• _GIVEN PROBLEM_
In the entries that follow, find the word "Crude" and report each line it is on.
:: STORED ROWS ::
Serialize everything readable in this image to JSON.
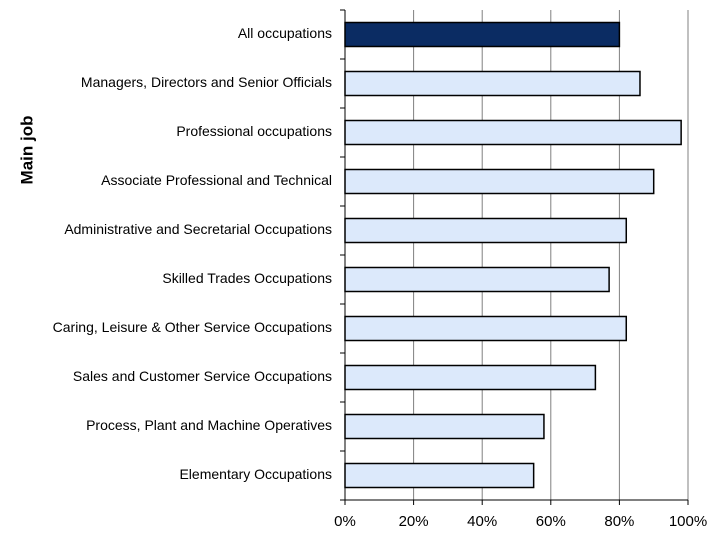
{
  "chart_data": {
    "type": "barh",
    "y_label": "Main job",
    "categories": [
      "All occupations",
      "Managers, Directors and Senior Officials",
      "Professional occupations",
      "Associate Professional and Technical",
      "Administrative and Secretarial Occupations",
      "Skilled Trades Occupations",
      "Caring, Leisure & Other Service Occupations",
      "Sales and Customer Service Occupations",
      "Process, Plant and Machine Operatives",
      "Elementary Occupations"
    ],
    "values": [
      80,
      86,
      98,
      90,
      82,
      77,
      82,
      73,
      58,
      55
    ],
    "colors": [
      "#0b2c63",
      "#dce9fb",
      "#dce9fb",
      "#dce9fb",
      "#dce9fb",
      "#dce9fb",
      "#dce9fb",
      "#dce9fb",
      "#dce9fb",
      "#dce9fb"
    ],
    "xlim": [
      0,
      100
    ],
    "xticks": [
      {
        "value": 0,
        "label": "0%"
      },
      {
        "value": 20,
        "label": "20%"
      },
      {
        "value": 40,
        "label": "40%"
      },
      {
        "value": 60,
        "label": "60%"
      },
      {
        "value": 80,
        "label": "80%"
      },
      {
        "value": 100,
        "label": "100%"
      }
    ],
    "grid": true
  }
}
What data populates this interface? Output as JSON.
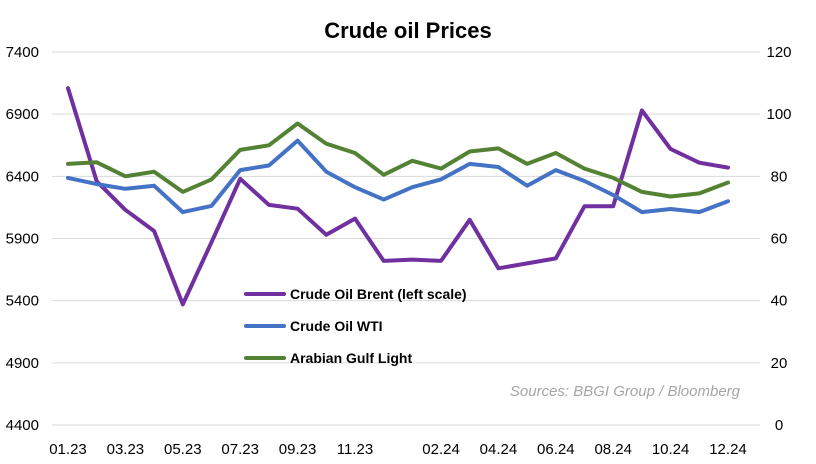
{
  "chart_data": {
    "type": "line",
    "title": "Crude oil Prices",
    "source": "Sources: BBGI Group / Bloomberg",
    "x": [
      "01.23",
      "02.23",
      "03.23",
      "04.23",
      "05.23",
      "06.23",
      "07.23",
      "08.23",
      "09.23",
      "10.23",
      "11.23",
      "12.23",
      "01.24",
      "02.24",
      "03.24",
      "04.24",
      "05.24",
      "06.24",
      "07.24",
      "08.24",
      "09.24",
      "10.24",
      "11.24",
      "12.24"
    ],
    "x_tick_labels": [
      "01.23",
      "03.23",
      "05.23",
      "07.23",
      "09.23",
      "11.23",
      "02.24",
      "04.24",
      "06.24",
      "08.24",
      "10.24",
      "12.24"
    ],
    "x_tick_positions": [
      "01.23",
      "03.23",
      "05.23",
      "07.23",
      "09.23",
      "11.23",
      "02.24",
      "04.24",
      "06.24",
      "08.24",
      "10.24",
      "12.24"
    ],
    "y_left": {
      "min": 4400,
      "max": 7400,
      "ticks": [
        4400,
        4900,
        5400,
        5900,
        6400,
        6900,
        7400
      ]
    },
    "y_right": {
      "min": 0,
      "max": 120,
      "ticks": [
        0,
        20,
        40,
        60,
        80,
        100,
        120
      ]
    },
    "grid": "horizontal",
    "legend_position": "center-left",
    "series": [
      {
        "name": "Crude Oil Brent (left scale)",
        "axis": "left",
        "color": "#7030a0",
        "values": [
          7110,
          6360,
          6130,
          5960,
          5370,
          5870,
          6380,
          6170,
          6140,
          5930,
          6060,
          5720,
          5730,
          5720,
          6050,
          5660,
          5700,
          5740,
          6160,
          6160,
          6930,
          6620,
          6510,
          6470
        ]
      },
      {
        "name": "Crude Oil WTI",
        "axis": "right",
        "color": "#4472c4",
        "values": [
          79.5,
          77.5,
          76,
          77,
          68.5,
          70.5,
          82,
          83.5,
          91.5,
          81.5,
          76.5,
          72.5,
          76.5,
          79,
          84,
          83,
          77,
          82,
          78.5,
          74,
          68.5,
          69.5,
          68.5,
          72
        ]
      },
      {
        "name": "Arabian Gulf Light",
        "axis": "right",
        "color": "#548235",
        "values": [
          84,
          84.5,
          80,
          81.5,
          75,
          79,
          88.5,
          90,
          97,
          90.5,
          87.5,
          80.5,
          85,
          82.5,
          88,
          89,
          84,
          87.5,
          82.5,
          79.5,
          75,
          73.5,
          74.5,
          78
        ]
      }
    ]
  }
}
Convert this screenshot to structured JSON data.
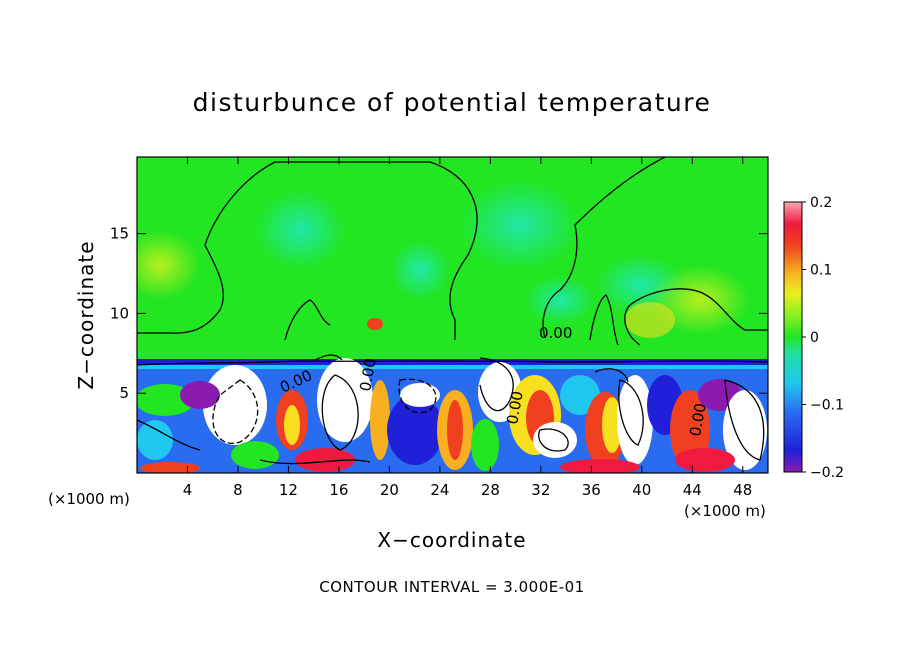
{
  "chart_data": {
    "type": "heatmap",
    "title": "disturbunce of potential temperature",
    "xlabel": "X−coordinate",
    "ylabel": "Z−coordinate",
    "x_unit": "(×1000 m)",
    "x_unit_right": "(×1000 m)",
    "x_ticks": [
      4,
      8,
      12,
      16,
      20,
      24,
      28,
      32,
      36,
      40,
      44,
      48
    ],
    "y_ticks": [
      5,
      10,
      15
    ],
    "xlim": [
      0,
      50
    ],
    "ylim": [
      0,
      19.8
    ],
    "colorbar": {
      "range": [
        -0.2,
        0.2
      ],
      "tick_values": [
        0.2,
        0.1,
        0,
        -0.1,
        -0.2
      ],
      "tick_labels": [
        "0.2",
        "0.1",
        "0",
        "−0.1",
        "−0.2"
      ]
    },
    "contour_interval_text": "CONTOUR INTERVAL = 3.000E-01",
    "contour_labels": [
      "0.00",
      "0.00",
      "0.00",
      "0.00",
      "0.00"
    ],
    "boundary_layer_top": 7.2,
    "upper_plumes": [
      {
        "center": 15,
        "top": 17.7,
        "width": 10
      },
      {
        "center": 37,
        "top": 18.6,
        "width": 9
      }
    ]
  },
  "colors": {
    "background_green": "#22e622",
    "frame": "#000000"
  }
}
:::
• _WRITTEN RESPONSE_
    "title": "Crude oil Prices",
        "name": "Crude Oil Brent (left scale)",
        "name": "Crude Oil WTI",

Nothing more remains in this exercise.